RECORDS:
+ + + +
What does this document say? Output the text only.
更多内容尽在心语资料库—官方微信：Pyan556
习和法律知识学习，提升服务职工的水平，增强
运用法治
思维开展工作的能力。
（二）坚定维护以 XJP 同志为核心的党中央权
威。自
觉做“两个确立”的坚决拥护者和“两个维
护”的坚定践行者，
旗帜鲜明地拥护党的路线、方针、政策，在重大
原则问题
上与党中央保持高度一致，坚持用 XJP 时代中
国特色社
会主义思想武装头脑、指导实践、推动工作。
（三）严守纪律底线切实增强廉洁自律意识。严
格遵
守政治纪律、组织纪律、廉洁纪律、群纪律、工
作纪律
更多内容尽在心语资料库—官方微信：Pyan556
+ + + +
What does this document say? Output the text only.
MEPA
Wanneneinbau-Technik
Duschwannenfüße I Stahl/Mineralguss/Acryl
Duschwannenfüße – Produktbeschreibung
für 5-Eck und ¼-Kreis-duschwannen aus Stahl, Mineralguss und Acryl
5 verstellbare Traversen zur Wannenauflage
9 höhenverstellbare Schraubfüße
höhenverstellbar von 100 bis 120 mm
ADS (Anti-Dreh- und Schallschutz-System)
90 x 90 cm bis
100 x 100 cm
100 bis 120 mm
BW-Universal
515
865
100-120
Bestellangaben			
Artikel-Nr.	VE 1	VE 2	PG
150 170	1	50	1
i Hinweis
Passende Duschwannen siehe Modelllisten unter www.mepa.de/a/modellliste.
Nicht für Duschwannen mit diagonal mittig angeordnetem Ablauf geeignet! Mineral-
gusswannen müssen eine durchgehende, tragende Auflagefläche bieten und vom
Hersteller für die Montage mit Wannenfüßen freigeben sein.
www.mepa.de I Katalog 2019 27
+ + + +
BRIEF: Look above for every line with the word "Stahl" and copy it.

RESULT OF THE EXERCISE:
Duschwannenfüße I Stahl/Mineralguss/Acryl
für 5-Eck und ¼-Kreis-duschwannen aus Stahl, Mineralguss und Acryl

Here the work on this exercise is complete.